▶ [TASK]:
Reproduce the data below, substituting "Drawing dimensions" for every occurrence of "Patent image size" and leaving all else unchanged. Omit the pictures from your answer.

▶ [GIVEN ENTRIES]:
::::::

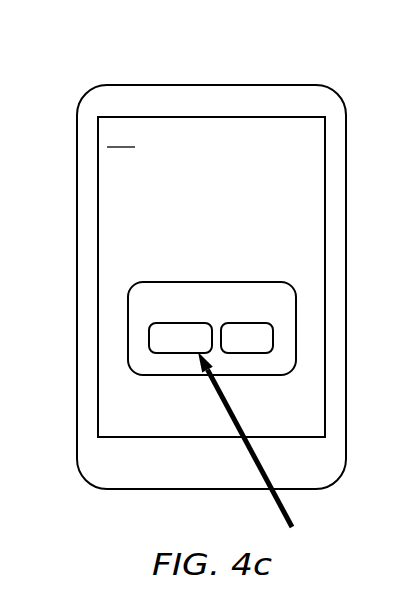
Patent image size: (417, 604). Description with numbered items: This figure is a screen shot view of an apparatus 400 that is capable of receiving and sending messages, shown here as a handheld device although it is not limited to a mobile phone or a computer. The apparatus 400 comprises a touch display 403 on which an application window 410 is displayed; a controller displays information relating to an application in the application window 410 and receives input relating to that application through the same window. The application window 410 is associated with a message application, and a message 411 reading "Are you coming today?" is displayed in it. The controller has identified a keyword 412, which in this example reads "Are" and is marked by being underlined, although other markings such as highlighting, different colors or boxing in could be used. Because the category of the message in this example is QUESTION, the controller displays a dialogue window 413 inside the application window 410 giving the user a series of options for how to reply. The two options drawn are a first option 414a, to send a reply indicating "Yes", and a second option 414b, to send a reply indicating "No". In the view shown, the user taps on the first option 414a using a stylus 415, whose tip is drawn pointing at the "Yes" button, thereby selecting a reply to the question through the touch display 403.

The apparatus 400 is at (268, 77).
The touch display 403 is at (346, 286).
The application window 410 is at (98, 242).
The message 411 is at (197, 122).
The keyword 412 is at (125, 122).
The dialogue window 413 is at (210, 282).
The first option 414a is at (170, 353).
The second option 414b is at (255, 353).
The stylus 415 is at (287, 508).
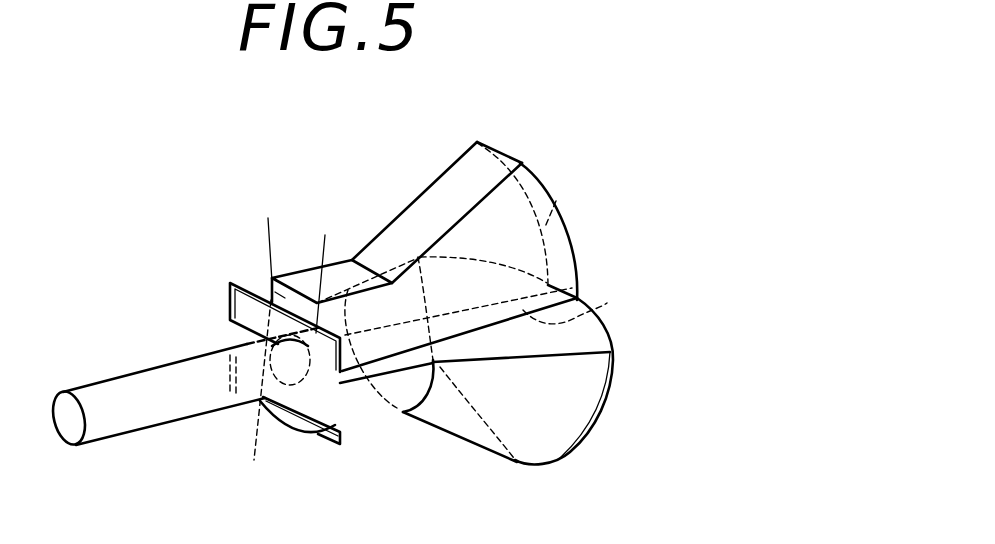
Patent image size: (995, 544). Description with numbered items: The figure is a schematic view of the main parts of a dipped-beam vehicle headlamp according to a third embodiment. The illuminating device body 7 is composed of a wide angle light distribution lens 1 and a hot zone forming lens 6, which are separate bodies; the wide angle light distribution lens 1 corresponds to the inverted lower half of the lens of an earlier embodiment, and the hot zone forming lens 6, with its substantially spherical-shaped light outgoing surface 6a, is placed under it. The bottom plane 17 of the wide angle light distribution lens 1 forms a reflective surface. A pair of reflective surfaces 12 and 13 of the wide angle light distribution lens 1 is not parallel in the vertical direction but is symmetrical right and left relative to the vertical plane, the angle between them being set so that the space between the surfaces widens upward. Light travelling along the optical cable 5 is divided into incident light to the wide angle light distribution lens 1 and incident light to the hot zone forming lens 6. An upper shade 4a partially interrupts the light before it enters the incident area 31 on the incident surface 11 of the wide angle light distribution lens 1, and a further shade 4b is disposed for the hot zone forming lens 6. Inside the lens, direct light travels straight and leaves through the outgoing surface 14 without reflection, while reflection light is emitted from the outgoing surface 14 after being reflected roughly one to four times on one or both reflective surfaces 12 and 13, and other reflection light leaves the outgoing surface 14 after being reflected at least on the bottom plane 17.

The wide angle light distribution lens 1 is at (399, 182).
The optical cable 5 is at (122, 376).
The hot zone forming lens 6 is at (525, 432).
The light outgoing surface 6a is at (614, 358).
The illuminating device body 7 is at (507, 142).
The incident surface 11 is at (272, 290).
The reflective surface 12 is at (493, 217).
The reflective surface 13 is at (462, 235).
The outgoing surface 14 is at (557, 200).
The bottom plane 17 is at (594, 300).
The incident area 31 is at (270, 412).
The shade 4a is at (230, 303).
The shade 4b is at (336, 442).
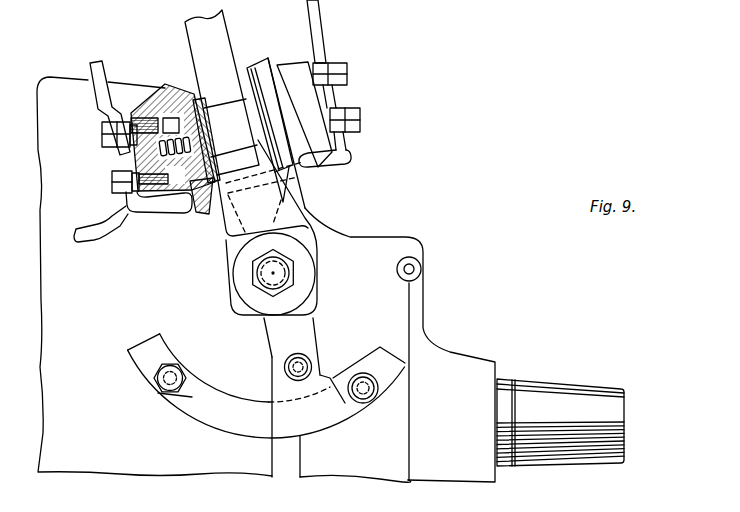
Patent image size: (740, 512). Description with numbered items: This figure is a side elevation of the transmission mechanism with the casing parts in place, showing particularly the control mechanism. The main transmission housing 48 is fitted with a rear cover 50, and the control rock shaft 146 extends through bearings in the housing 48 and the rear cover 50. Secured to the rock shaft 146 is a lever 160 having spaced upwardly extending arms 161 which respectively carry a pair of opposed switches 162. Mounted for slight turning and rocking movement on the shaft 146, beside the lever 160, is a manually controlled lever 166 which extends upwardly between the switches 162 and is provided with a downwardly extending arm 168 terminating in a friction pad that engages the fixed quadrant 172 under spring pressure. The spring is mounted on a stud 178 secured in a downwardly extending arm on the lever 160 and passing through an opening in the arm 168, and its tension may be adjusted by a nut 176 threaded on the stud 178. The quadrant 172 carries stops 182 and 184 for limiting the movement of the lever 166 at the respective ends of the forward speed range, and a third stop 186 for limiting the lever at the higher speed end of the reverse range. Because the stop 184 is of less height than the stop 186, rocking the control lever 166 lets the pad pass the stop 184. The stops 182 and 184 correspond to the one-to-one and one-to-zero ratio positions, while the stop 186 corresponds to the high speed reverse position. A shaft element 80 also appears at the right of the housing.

The main transmission housing 48 is at (150, 466).
The rear cover 50 is at (343, 473).
The shaft 80 is at (561, 380).
The control rock shaft 146 is at (280, 273).
The lever 160 is at (302, 195).
The upwardly extending arms 161 is at (169, 82).
The switches 162 is at (143, 152).
The manually controlled lever 166 is at (216, 22).
The downwardly extending arm 168 is at (311, 325).
The fixed quadrant 172 is at (236, 433).
The nut 176 is at (314, 358).
The stud 178 is at (294, 367).
The stop 182 is at (358, 408).
The stop 184 is at (192, 405).
The stop 186 is at (171, 395).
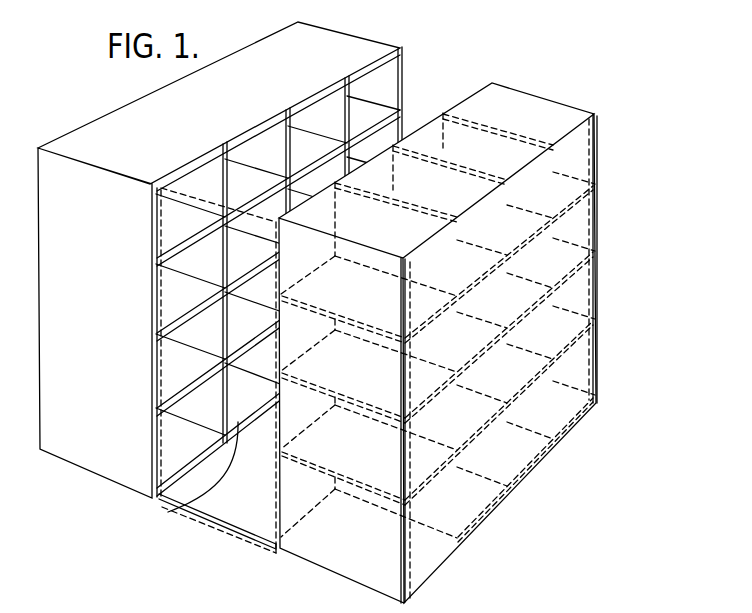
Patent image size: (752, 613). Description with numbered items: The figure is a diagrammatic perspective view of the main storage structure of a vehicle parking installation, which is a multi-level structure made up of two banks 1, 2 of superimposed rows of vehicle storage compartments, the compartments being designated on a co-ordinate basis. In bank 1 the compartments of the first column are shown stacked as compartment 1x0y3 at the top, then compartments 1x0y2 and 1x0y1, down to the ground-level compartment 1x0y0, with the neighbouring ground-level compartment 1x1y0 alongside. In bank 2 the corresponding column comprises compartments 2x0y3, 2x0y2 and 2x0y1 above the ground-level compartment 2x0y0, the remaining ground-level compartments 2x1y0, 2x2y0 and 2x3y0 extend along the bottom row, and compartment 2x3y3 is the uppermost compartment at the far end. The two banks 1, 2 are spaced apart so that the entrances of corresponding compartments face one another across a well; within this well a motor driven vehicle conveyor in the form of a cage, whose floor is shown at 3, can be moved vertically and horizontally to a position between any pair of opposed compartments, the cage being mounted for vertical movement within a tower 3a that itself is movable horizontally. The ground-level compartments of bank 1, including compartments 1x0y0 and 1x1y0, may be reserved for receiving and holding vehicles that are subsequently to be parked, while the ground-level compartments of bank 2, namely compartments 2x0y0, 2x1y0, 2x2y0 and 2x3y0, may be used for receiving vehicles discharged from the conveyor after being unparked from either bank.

The bank of vehicle storage compartments 1 is at (69, 142).
The bank of vehicle storage compartments 2 is at (568, 112).
The floor of the cage 3 is at (238, 513).
The tower 3a is at (272, 512).
The vehicle storage compartment 1x0y3 is at (158, 222).
The vehicle storage compartment 1x0y2 is at (158, 295).
The vehicle storage compartment 1x0y1 is at (163, 378).
The vehicle storage compartment 1x0y0 is at (163, 434).
The vehicle storage compartment 1x1y0 is at (203, 452).
The vehicle storage compartment 2x3y3 is at (511, 107).
The vehicle storage compartment 2x0y3 is at (358, 302).
The vehicle storage compartment 2x0y2 is at (360, 378).
The vehicle storage compartment 2x0y1 is at (360, 466).
The vehicle storage compartment 2x0y0 is at (438, 551).
The vehicle storage compartment 2x1y0 is at (484, 506).
The vehicle storage compartment 2x2y0 is at (524, 466).
The vehicle storage compartment 2x3y0 is at (569, 416).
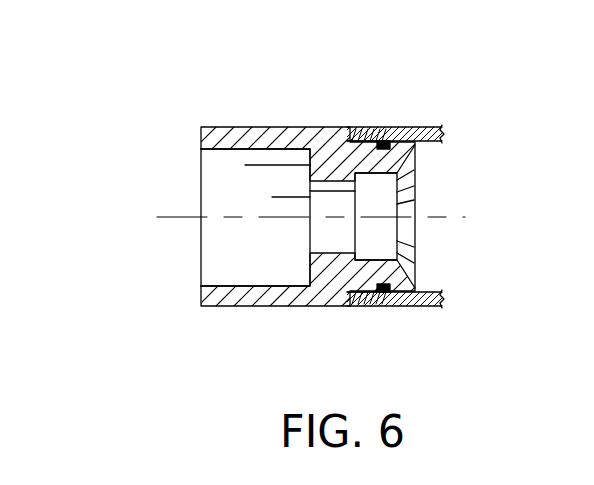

::::::

▶ [WRITTEN RESPONSE]:
Drawing dimensions: (417, 604). Description with numbered items: This figure is a screen shot view of an apparatus 400 that is capable of receiving and sending messages, shown here as a handheld device although it is not limited to a mobile phone or a computer. The apparatus 400 comprises a touch display 403 on which an application window 410 is displayed; a controller displays information relating to an application in the application window 410 and receives input relating to that application through the same window. The application window 410 is associated with a message application, and a message 411 reading "Are you coming today?" is displayed in it. The controller has identified a keyword 412, which in this example reads "Are" and is marked by being underlined, although other markings such as highlighting, different colors or boxing in could be used. Because the category of the message in this example is QUESTION, the controller displays a dialogue window 413 inside the application window 410 giving the user a series of options for how to reply. The two options drawn are a first option 414a, to send a reply indicating "Yes", and a second option 414b, to send a reply indicating "No". In the view shown, the user taps on the first option 414a using a stylus 415, whose tip is drawn pointing at the "Yes" button, thereby selecting a reply to the question through the touch display 403.

The apparatus 400 is at (268, 77).
The touch display 403 is at (346, 286).
The application window 410 is at (98, 242).
The message 411 is at (197, 122).
The keyword 412 is at (125, 122).
The dialogue window 413 is at (210, 282).
The first option 414a is at (170, 353).
The second option 414b is at (255, 353).
The stylus 415 is at (287, 508).
Drawing dimensions: (995, 544). Description with numbered items: The figure is a schematic view of the main parts of a dipped-beam vehicle headlamp according to a third embodiment. The illuminating device body 7 is composed of a wide angle light distribution lens 1 and a hot zone forming lens 6, which are separate bodies; the wide angle light distribution lens 1 corresponds to the inverted lower half of the lens of an earlier embodiment, and the hot zone forming lens 6, with its substantially spherical-shaped light outgoing surface 6a, is placed under it. The bottom plane 17 of the wide angle light distribution lens 1 forms a reflective surface. A pair of reflective surfaces 12 and 13 of the wide angle light distribution lens 1 is not parallel in the vertical direction but is symmetrical right and left relative to the vertical plane, the angle between them being set so that the space between the surfaces widens upward. Light travelling along the optical cable 5 is divided into incident light to the wide angle light distribution lens 1 and incident light to the hot zone forming lens 6. An upper shade 4a partially interrupts the light before it enters the incident area 31 on the incident surface 11 of the wide angle light distribution lens 1, and a further shade 4b is disposed for the hot zone forming lens 6. Inside the lens, direct light travels straight and leaves through the outgoing surface 14 without reflection, while reflection light is emitted from the outgoing surface 14 after being reflected roughly one to four times on one or both reflective surfaces 12 and 13, and other reflection light leaves the outgoing surface 14 after being reflected at least on the bottom plane 17.

The wide angle light distribution lens 1 is at (399, 182).
The optical cable 5 is at (122, 376).
The hot zone forming lens 6 is at (525, 432).
The light outgoing surface 6a is at (614, 358).
The illuminating device body 7 is at (507, 142).
The incident surface 11 is at (272, 290).
The reflective surface 12 is at (493, 217).
The reflective surface 13 is at (462, 235).
The outgoing surface 14 is at (557, 200).
The bottom plane 17 is at (594, 300).
The incident area 31 is at (270, 412).
The shade 4a is at (230, 303).
The shade 4b is at (336, 442).
Drawing dimensions: (740, 512). Description with numbered items: This figure is a side elevation of the transmission mechanism with the casing parts in place, showing particularly the control mechanism. The main transmission housing 48 is fitted with a rear cover 50, and the control rock shaft 146 extends through bearings in the housing 48 and the rear cover 50. Secured to the rock shaft 146 is a lever 160 having spaced upwardly extending arms 161 which respectively carry a pair of opposed switches 162. Mounted for slight turning and rocking movement on the shaft 146, beside the lever 160, is a manually controlled lever 166 which extends upwardly between the switches 162 and is provided with a downwardly extending arm 168 terminating in a friction pad that engages the fixed quadrant 172 under spring pressure. The spring is mounted on a stud 178 secured in a downwardly extending arm on the lever 160 and passing through an opening in the arm 168, and its tension may be adjusted by a nut 176 threaded on the stud 178. The quadrant 172 carries stops 182 and 184 for limiting the movement of the lever 166 at the respective ends of the forward speed range, and a third stop 186 for limiting the lever at the higher speed end of the reverse range. Because the stop 184 is of less height than the stop 186, rocking the control lever 166 lets the pad pass the stop 184. The stops 182 and 184 correspond to the one-to-one and one-to-zero ratio positions, while the stop 186 corresponds to the high speed reverse position. A shaft element 80 also appears at the right of the housing.

The main transmission housing 48 is at (150, 466).
The rear cover 50 is at (343, 473).
The shaft 80 is at (561, 380).
The control rock shaft 146 is at (280, 273).
The lever 160 is at (302, 195).
The upwardly extending arms 161 is at (169, 82).
The switches 162 is at (143, 152).
The manually controlled lever 166 is at (216, 22).
The downwardly extending arm 168 is at (311, 325).
The fixed quadrant 172 is at (236, 433).
The nut 176 is at (314, 358).
The stud 178 is at (294, 367).
The stop 182 is at (358, 408).
The stop 184 is at (192, 405).
The stop 186 is at (171, 395).
Drawing dimensions: (752, 613). Description with numbered items: The figure is a diagrammatic perspective view of the main storage structure of a vehicle parking installation, which is a multi-level structure made up of two banks 1, 2 of superimposed rows of vehicle storage compartments, the compartments being designated on a co-ordinate basis. In bank 1 the compartments of the first column are shown stacked as compartment 1x0y3 at the top, then compartments 1x0y2 and 1x0y1, down to the ground-level compartment 1x0y0, with the neighbouring ground-level compartment 1x1y0 alongside. In bank 2 the corresponding column comprises compartments 2x0y3, 2x0y2 and 2x0y1 above the ground-level compartment 2x0y0, the remaining ground-level compartments 2x1y0, 2x2y0 and 2x3y0 extend along the bottom row, and compartment 2x3y3 is the uppermost compartment at the far end. The two banks 1, 2 are spaced apart so that the entrances of corresponding compartments face one another across a well; within this well a motor driven vehicle conveyor in the form of a cage, whose floor is shown at 3, can be moved vertically and horizontally to a position between any pair of opposed compartments, the cage being mounted for vertical movement within a tower 3a that itself is movable horizontally. The ground-level compartments of bank 1, including compartments 1x0y0 and 1x1y0, may be reserved for receiving and holding vehicles that are subsequently to be parked, while the ground-level compartments of bank 2, namely compartments 2x0y0, 2x1y0, 2x2y0 and 2x3y0, may be used for receiving vehicles discharged from the conveyor after being unparked from either bank.

The bank of vehicle storage compartments 1 is at (69, 142).
The bank of vehicle storage compartments 2 is at (568, 112).
The floor of the cage 3 is at (238, 513).
The tower 3a is at (272, 512).
The vehicle storage compartment 1x0y3 is at (158, 222).
The vehicle storage compartment 1x0y2 is at (158, 295).
The vehicle storage compartment 1x0y1 is at (163, 378).
The vehicle storage compartment 1x0y0 is at (163, 434).
The vehicle storage compartment 1x1y0 is at (203, 452).
The vehicle storage compartment 2x3y3 is at (511, 107).
The vehicle storage compartment 2x0y3 is at (358, 302).
The vehicle storage compartment 2x0y2 is at (360, 378).
The vehicle storage compartment 2x0y1 is at (360, 466).
The vehicle storage compartment 2x0y0 is at (438, 551).
The vehicle storage compartment 2x1y0 is at (484, 506).
The vehicle storage compartment 2x2y0 is at (524, 466).
The vehicle storage compartment 2x3y0 is at (569, 416).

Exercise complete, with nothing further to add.